WRITTEN TASK
Give back the records below exactly, every one, with no pictures.

─── RECORDS TO PROCESS ───

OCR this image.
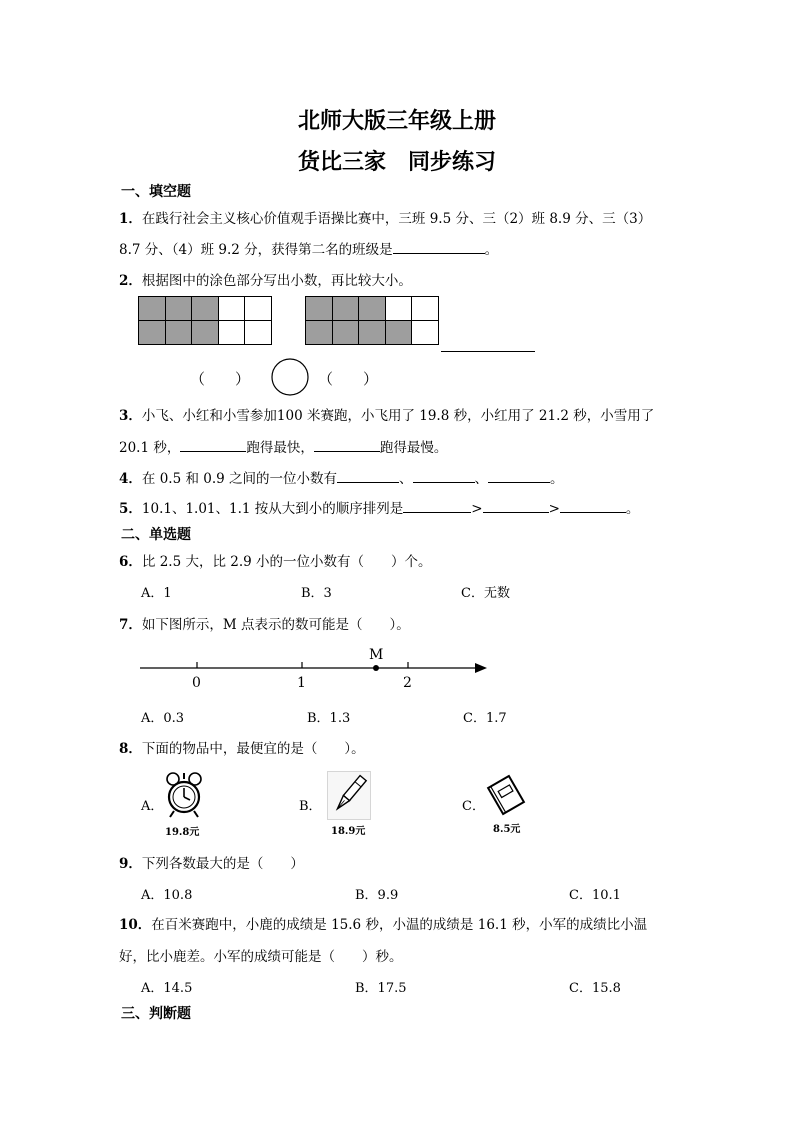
北师大版三年级上册
货比三家　同步练习
一、填空题
1．在践行社会主义核心价值观手语操比赛中，三班 9.5 分、三（2）班 8.9 分、三（3）
8.7 分、（4）班 9.2 分，获得第二名的班级是	。
2．根据图中的涂色部分写出小数，再比较大小。

（　　）	（　　）
3．小飞、小红和小雪参加100 米赛跑，小飞用了 19.8 秒，小红用了 21.2 秒，小雪用了
20.1 秒，	跑得最快，	跑得最慢。
4．在 0.5 和 0.9 之间的一位小数有	、	、	。
5．10.1、1.01、1.1 按从大到小的顺序排列是	>	>	。
二、单选题
6．比 2.5 大，比 2.9 小的一位小数有（　　）个。
A．1	B．3	C．无数
7．如下图所示，M 点表示的数可能是（　　）。
M
0	1	2
A．0.3	B．1.3	C．1.7
8．下面的物品中，最便宜的是（　　）。
A．
19.8元
B．
18.9元
C．
8.5元
9．下列各数最大的是（　　）
A．10.8	B．9.9	C．10.1
10．在百米赛跑中，小鹿的成绩是 15.6 秒，小温的成绩是 16.1 秒，小军的成绩比小温
好，比小鹿差。小军的成绩可能是（　　）秒。
A．14.5	B．17.5	C．15.8
三、判断题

───

EXERCISE RESPONSE
OCR this image.
北师大版三年级上册
货比三家　同步练习
一、填空题
1．在践行社会主义核心价值观手语操比赛中，三班 9.5 分、三（2）班 8.9 分、三（3）
8.7 分、（4）班 9.2 分，获得第二名的班级是	。
2．根据图中的涂色部分写出小数，再比较大小。

（　　）	（　　）
3．小飞、小红和小雪参加100 米赛跑，小飞用了 19.8 秒，小红用了 21.2 秒，小雪用了
20.1 秒，	跑得最快，	跑得最慢。
4．在 0.5 和 0.9 之间的一位小数有	、	、	。
5．10.1、1.01、1.1 按从大到小的顺序排列是	>	>	。
二、单选题
6．比 2.5 大，比 2.9 小的一位小数有（　　）个。
A．1	B．3	C．无数
7．如下图所示，M 点表示的数可能是（　　）。
M
0	1	2
A．0.3	B．1.3	C．1.7
8．下面的物品中，最便宜的是（　　）。
A．
19.8元
B．
18.9元
C．
8.5元
9．下列各数最大的是（　　）
A．10.8	B．9.9	C．10.1
10．在百米赛跑中，小鹿的成绩是 15.6 秒，小温的成绩是 16.1 秒，小军的成绩比小温
好，比小鹿差。小军的成绩可能是（　　）秒。
A．14.5	B．17.5	C．15.8
三、判断题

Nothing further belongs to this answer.